→ **Problem details**: Please find all lines in the data that hold the string "relatos" and copy them.

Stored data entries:
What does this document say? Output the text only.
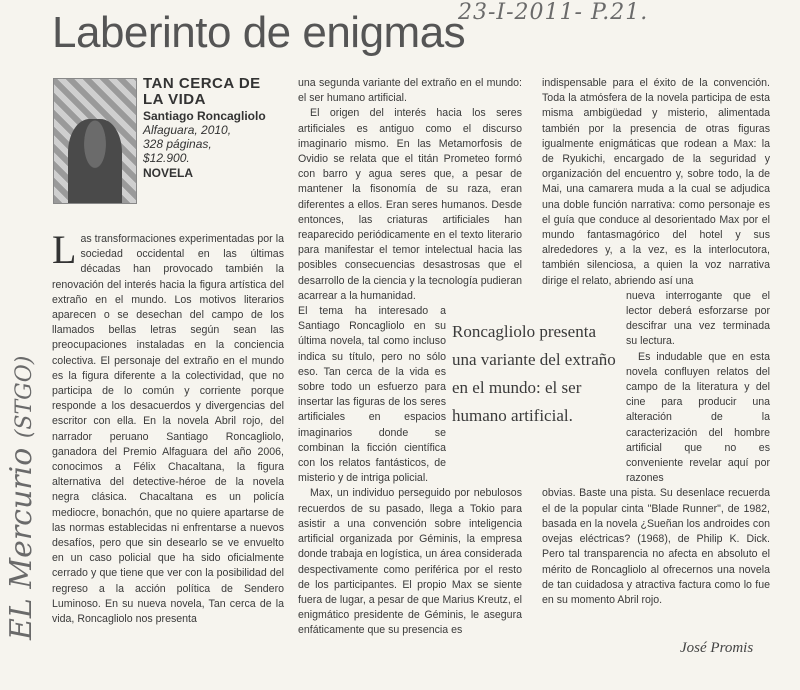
23-I-2011- P.21.
Laberinto de enigmas
EL Mercurio (STGO)
TAN CERCA DE LA VIDA
Santiago Roncagliolo
Alfaguara, 2010,
328 páginas,
$12.900.
NOVELA

Las transformaciones experimentadas por la sociedad occidental en las últimas décadas han provocado también la renovación del interés hacia la figura artística del extraño en el mundo. Los motivos literarios aparecen o se desechan del campo de los llamados bellas letras según sean las preocupaciones instaladas en la conciencia colectiva. El personaje del extraño en el mundo es la figura diferente a la colectividad, que no participa de lo común y corriente porque responde a los desacuerdos y divergencias del escritor con ella. En la novela Abril rojo, del narrador peruano Santiago Roncagliolo, ganadora del Premio Alfaguara del año 2006, conocimos a Félix Chacaltana, la figura alternativa del detective-héroe de la novela negra clásica. Chacaltana es un policía mediocre, bonachón, que no quiere apartarse de las normas establecidas ni enfrentarse a nuevos desafíos, pero que sin desearlo se ve envuelto en un caso policial que ha sido oficialmente cerrado y que tiene que ver con la posibilidad del regreso a la acción política de Sendero Luminoso. En su nueva novela, Tan cerca de la vida, Roncagliolo nos presenta

una segunda variante del extraño en el mundo: el ser humano artificial.

El origen del interés hacia los seres artificiales es antiguo como el discurso imaginario mismo. En las Metamorfosis de Ovidio se relata que el titán Prometeo formó con barro y agua seres que, a pesar de mantener la fisonomía de su raza, eran diferentes a ellos. Eran seres humanos. Desde entonces, las criaturas artificiales han reaparecido periódicamente en el texto literario para manifestar el temor intelectual hacia las posibles consecuencias desastrosas que el desarrollo de la ciencia y la tecnología pudieran acarrear a la humanidad.

El tema ha interesado a Santiago Roncagliolo en su última novela, tal como incluso indica su título, pero no sólo eso. Tan cerca de la vida es sobre todo un esfuerzo para insertar las figuras de los seres artificiales en espacios imaginarios donde se combinan la ficción científica con los relatos fantásticos, de misterio y de intriga policial.

Max, un individuo perseguido por nebulosos recuerdos de su pasado, llega a Tokio para asistir a una convención sobre inteligencia artificial organizada por Géminis, la empresa donde trabaja en logística, un área considerada despectivamente como periférica por el resto de los participantes. El propio Max se siente fuera de lugar, a pesar de que Marius Kreutz, el enigmático presidente de Géminis, le asegura enfáticamente que su presencia es

indispensable para el éxito de la convención. Toda la atmósfera de la novela participa de esta misma ambigüedad y misterio, alimentada también por la presencia de otras figuras igualmente enigmáticas que rodean a Max: la de Ryukichi, encargado de la seguridad y organización del encuentro y, sobre todo, la de Mai, una camarera muda a la cual se adjudica una doble función narrativa: como personaje es el guía que conduce al desorientado Max por el mundo fantasmagórico del hotel y sus alrededores y, a la vez, es la interlocutora, también silenciosa, a quien la voz narrativa dirige el relato, abriendo así una

nueva interrogante que el lector deberá esforzarse por descifrar una vez terminada su lectura.

Es indudable que en esta novela confluyen relatos del campo de la literatura y del cine para producir una alteración de la caracterización del hombre artificial que no es conveniente revelar aquí por razones

obvias. Baste una pista. Su desenlace recuerda el de la popular cinta "Blade Runner", de 1982, basada en la novela ¿Sueñan los androides con ovejas eléctricas? (1968), de Philip K. Dick. Pero tal transparencia no afecta en absoluto el mérito de Roncagliolo al ofrecernos una novela de tan cuidadosa y atractiva factura como lo fue en su momento Abril rojo.

Roncagliolo presenta una variante del extraño en el mundo: el ser humano artificial.
José Promis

→ **Exercise response**:
El tema ha interesado a Santiago Roncagliolo en su última novela, tal como incluso indica su título, pero no sólo eso. Tan cerca de la vida es sobre todo un esfuerzo para insertar las figuras de los seres artificiales en espacios imaginarios donde se combinan la ficción científica con los relatos fantásticos, de misterio y de intriga policial.
Es indudable que en esta novela confluyen relatos del campo de la literatura y del cine para producir una alteración de la caracterización del hombre artificial que no es conveniente revelar aquí por razones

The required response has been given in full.